## START Given data

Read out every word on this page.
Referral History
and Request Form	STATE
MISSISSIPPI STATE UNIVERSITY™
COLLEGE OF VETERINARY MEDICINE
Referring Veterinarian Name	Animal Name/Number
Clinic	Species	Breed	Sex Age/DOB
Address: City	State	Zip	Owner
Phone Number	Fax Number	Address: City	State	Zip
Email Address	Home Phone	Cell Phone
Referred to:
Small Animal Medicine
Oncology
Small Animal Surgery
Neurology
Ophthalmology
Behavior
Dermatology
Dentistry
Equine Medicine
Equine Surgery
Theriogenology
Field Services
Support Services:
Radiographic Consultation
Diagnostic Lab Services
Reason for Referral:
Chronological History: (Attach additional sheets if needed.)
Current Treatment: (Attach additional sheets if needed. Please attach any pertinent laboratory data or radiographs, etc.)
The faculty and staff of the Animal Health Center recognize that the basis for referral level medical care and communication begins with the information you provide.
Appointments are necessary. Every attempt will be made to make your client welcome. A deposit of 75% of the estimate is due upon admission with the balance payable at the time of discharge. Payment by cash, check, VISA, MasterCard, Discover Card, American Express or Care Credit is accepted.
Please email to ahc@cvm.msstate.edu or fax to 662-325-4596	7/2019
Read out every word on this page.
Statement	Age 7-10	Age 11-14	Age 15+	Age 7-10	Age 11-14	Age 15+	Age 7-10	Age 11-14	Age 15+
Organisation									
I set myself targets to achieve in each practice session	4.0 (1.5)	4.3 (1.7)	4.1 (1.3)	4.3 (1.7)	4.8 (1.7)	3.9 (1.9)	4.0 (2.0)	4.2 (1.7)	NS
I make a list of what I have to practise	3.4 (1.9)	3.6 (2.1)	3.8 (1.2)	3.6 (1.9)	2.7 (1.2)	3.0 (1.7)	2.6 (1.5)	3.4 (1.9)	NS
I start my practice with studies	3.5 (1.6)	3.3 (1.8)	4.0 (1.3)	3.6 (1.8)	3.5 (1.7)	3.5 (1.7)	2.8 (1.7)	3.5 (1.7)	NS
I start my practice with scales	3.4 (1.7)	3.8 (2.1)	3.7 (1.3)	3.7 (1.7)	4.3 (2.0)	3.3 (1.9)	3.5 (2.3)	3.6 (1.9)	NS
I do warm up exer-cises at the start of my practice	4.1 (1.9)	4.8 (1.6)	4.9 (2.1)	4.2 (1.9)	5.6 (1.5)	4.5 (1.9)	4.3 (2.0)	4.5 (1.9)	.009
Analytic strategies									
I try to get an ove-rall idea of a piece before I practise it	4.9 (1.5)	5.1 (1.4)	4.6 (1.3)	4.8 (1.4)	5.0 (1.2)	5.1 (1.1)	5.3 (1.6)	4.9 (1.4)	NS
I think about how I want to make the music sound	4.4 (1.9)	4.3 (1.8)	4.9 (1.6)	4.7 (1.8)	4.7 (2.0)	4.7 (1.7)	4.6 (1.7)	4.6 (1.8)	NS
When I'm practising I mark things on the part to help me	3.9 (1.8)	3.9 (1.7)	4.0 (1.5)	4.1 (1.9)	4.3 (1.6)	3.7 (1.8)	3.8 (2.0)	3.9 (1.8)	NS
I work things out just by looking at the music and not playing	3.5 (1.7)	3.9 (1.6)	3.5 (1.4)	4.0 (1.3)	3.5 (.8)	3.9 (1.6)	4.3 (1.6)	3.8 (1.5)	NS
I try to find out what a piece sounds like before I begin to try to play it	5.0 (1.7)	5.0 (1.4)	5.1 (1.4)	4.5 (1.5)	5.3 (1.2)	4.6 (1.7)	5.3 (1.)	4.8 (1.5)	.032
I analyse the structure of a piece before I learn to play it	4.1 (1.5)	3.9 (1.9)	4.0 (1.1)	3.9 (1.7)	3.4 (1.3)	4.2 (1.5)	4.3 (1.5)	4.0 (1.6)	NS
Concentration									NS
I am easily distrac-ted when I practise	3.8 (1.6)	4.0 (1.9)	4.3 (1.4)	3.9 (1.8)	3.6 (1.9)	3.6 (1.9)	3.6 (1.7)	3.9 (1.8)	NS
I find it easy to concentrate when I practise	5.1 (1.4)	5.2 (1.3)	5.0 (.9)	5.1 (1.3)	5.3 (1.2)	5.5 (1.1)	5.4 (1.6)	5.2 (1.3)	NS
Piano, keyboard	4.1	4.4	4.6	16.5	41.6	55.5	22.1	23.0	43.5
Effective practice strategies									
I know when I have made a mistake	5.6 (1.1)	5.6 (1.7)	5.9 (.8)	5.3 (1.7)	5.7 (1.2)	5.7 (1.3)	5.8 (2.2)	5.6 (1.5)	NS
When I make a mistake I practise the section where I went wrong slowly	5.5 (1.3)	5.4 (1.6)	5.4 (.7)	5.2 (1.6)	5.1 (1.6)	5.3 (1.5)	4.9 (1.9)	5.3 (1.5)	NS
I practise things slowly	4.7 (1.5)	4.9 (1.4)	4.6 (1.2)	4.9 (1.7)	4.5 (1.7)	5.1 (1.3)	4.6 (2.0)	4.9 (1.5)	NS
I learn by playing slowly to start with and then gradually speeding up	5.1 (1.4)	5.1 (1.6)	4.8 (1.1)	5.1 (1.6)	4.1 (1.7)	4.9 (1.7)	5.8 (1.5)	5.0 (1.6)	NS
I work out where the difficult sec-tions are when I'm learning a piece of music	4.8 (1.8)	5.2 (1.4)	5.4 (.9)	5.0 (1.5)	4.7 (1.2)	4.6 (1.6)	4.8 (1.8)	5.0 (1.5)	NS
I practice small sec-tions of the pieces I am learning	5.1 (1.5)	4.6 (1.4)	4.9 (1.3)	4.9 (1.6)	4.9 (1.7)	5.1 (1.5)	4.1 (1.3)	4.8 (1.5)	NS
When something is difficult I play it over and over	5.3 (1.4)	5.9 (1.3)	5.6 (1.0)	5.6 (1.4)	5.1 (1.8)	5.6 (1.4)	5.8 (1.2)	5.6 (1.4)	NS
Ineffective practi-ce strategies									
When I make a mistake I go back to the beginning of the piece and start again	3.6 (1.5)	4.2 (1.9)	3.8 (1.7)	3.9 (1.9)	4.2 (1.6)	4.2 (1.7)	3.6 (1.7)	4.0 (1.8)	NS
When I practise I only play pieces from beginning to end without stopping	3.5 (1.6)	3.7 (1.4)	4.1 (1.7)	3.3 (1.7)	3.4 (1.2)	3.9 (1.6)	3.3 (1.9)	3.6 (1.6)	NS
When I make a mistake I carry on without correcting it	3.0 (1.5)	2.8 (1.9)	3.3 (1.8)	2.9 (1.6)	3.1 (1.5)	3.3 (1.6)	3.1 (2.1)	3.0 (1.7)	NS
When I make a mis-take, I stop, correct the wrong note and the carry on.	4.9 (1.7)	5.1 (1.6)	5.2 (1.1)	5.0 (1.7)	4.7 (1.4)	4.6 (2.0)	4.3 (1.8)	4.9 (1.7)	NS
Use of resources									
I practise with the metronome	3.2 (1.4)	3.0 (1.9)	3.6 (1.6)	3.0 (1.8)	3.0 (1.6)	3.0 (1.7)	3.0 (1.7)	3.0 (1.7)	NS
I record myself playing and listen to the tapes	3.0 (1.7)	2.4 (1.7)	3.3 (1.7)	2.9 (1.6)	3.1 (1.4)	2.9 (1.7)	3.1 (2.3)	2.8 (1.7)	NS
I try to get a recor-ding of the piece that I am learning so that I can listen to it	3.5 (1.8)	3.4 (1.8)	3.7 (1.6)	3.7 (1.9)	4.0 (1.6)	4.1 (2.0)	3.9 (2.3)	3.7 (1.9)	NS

## END Given data

Reproduce the material precisely, including every line.

Read out every word on this page.
Referral History
and Request Form	STATE
MISSISSIPPI STATE UNIVERSITY™
COLLEGE OF VETERINARY MEDICINE
Referring Veterinarian Name	Animal Name/Number
Clinic	Species	Breed	Sex Age/DOB
Address: City	State	Zip	Owner
Phone Number	Fax Number	Address: City	State	Zip
Email Address	Home Phone	Cell Phone
Referred to:
Small Animal Medicine
Oncology
Small Animal Surgery
Neurology
Ophthalmology
Behavior
Dermatology
Dentistry
Equine Medicine
Equine Surgery
Theriogenology
Field Services
Support Services:
Radiographic Consultation
Diagnostic Lab Services
Reason for Referral:
Chronological History: (Attach additional sheets if needed.)
Current Treatment: (Attach additional sheets if needed. Please attach any pertinent laboratory data or radiographs, etc.)
The faculty and staff of the Animal Health Center recognize that the basis for referral level medical care and communication begins with the information you provide.
Appointments are necessary. Every attempt will be made to make your client welcome. A deposit of 75% of the estimate is due upon admission with the balance payable at the time of discharge. Payment by cash, check, VISA, MasterCard, Discover Card, American Express or Care Credit is accepted.
Please email to ahc@cvm.msstate.edu or fax to 662-325-4596	7/2019
Read out every word on this page.
Statement	Age 7-10	Age 11-14	Age 15+	Age 7-10	Age 11-14	Age 15+	Age 7-10	Age 11-14	Age 15+
Organisation									
I set myself targets to achieve in each practice session	4.0 (1.5)	4.3 (1.7)	4.1 (1.3)	4.3 (1.7)	4.8 (1.7)	3.9 (1.9)	4.0 (2.0)	4.2 (1.7)	NS
I make a list of what I have to practise	3.4 (1.9)	3.6 (2.1)	3.8 (1.2)	3.6 (1.9)	2.7 (1.2)	3.0 (1.7)	2.6 (1.5)	3.4 (1.9)	NS
I start my practice with studies	3.5 (1.6)	3.3 (1.8)	4.0 (1.3)	3.6 (1.8)	3.5 (1.7)	3.5 (1.7)	2.8 (1.7)	3.5 (1.7)	NS
I start my practice with scales	3.4 (1.7)	3.8 (2.1)	3.7 (1.3)	3.7 (1.7)	4.3 (2.0)	3.3 (1.9)	3.5 (2.3)	3.6 (1.9)	NS
I do warm up exer-cises at the start of my practice	4.1 (1.9)	4.8 (1.6)	4.9 (2.1)	4.2 (1.9)	5.6 (1.5)	4.5 (1.9)	4.3 (2.0)	4.5 (1.9)	.009
Analytic strategies									
I try to get an ove-rall idea of a piece before I practise it	4.9 (1.5)	5.1 (1.4)	4.6 (1.3)	4.8 (1.4)	5.0 (1.2)	5.1 (1.1)	5.3 (1.6)	4.9 (1.4)	NS
I think about how I want to make the music sound	4.4 (1.9)	4.3 (1.8)	4.9 (1.6)	4.7 (1.8)	4.7 (2.0)	4.7 (1.7)	4.6 (1.7)	4.6 (1.8)	NS
When I'm practising I mark things on the part to help me	3.9 (1.8)	3.9 (1.7)	4.0 (1.5)	4.1 (1.9)	4.3 (1.6)	3.7 (1.8)	3.8 (2.0)	3.9 (1.8)	NS
I work things out just by looking at the music and not playing	3.5 (1.7)	3.9 (1.6)	3.5 (1.4)	4.0 (1.3)	3.5 (.8)	3.9 (1.6)	4.3 (1.6)	3.8 (1.5)	NS
I try to find out what a piece sounds like before I begin to try to play it	5.0 (1.7)	5.0 (1.4)	5.1 (1.4)	4.5 (1.5)	5.3 (1.2)	4.6 (1.7)	5.3 (1.)	4.8 (1.5)	.032
I analyse the structure of a piece before I learn to play it	4.1 (1.5)	3.9 (1.9)	4.0 (1.1)	3.9 (1.7)	3.4 (1.3)	4.2 (1.5)	4.3 (1.5)	4.0 (1.6)	NS
Concentration									NS
I am easily distrac-ted when I practise	3.8 (1.6)	4.0 (1.9)	4.3 (1.4)	3.9 (1.8)	3.6 (1.9)	3.6 (1.9)	3.6 (1.7)	3.9 (1.8)	NS
I find it easy to concentrate when I practise	5.1 (1.4)	5.2 (1.3)	5.0 (.9)	5.1 (1.3)	5.3 (1.2)	5.5 (1.1)	5.4 (1.6)	5.2 (1.3)	NS
Piano, keyboard	4.1	4.4	4.6	16.5	41.6	55.5	22.1	23.0	43.5
Effective practice strategies									
I know when I have made a mistake	5.6 (1.1)	5.6 (1.7)	5.9 (.8)	5.3 (1.7)	5.7 (1.2)	5.7 (1.3)	5.8 (2.2)	5.6 (1.5)	NS
When I make a mistake I practise the section where I went wrong slowly	5.5 (1.3)	5.4 (1.6)	5.4 (.7)	5.2 (1.6)	5.1 (1.6)	5.3 (1.5)	4.9 (1.9)	5.3 (1.5)	NS
I practise things slowly	4.7 (1.5)	4.9 (1.4)	4.6 (1.2)	4.9 (1.7)	4.5 (1.7)	5.1 (1.3)	4.6 (2.0)	4.9 (1.5)	NS
I learn by playing slowly to start with and then gradually speeding up	5.1 (1.4)	5.1 (1.6)	4.8 (1.1)	5.1 (1.6)	4.1 (1.7)	4.9 (1.7)	5.8 (1.5)	5.0 (1.6)	NS
I work out where the difficult sec-tions are when I'm learning a piece of music	4.8 (1.8)	5.2 (1.4)	5.4 (.9)	5.0 (1.5)	4.7 (1.2)	4.6 (1.6)	4.8 (1.8)	5.0 (1.5)	NS
I practice small sec-tions of the pieces I am learning	5.1 (1.5)	4.6 (1.4)	4.9 (1.3)	4.9 (1.6)	4.9 (1.7)	5.1 (1.5)	4.1 (1.3)	4.8 (1.5)	NS
When something is difficult I play it over and over	5.3 (1.4)	5.9 (1.3)	5.6 (1.0)	5.6 (1.4)	5.1 (1.8)	5.6 (1.4)	5.8 (1.2)	5.6 (1.4)	NS
Ineffective practi-ce strategies									
When I make a mistake I go back to the beginning of the piece and start again	3.6 (1.5)	4.2 (1.9)	3.8 (1.7)	3.9 (1.9)	4.2 (1.6)	4.2 (1.7)	3.6 (1.7)	4.0 (1.8)	NS
When I practise I only play pieces from beginning to end without stopping	3.5 (1.6)	3.7 (1.4)	4.1 (1.7)	3.3 (1.7)	3.4 (1.2)	3.9 (1.6)	3.3 (1.9)	3.6 (1.6)	NS
When I make a mistake I carry on without correcting it	3.0 (1.5)	2.8 (1.9)	3.3 (1.8)	2.9 (1.6)	3.1 (1.5)	3.3 (1.6)	3.1 (2.1)	3.0 (1.7)	NS
When I make a mis-take, I stop, correct the wrong note and the carry on.	4.9 (1.7)	5.1 (1.6)	5.2 (1.1)	5.0 (1.7)	4.7 (1.4)	4.6 (2.0)	4.3 (1.8)	4.9 (1.7)	NS
Use of resources									
I practise with the metronome	3.2 (1.4)	3.0 (1.9)	3.6 (1.6)	3.0 (1.8)	3.0 (1.6)	3.0 (1.7)	3.0 (1.7)	3.0 (1.7)	NS
I record myself playing and listen to the tapes	3.0 (1.7)	2.4 (1.7)	3.3 (1.7)	2.9 (1.6)	3.1 (1.4)	2.9 (1.7)	3.1 (2.3)	2.8 (1.7)	NS
I try to get a recor-ding of the piece that I am learning so that I can listen to it	3.5 (1.8)	3.4 (1.8)	3.7 (1.6)	3.7 (1.9)	4.0 (1.6)	4.1 (2.0)	3.9 (2.3)	3.7 (1.9)	NS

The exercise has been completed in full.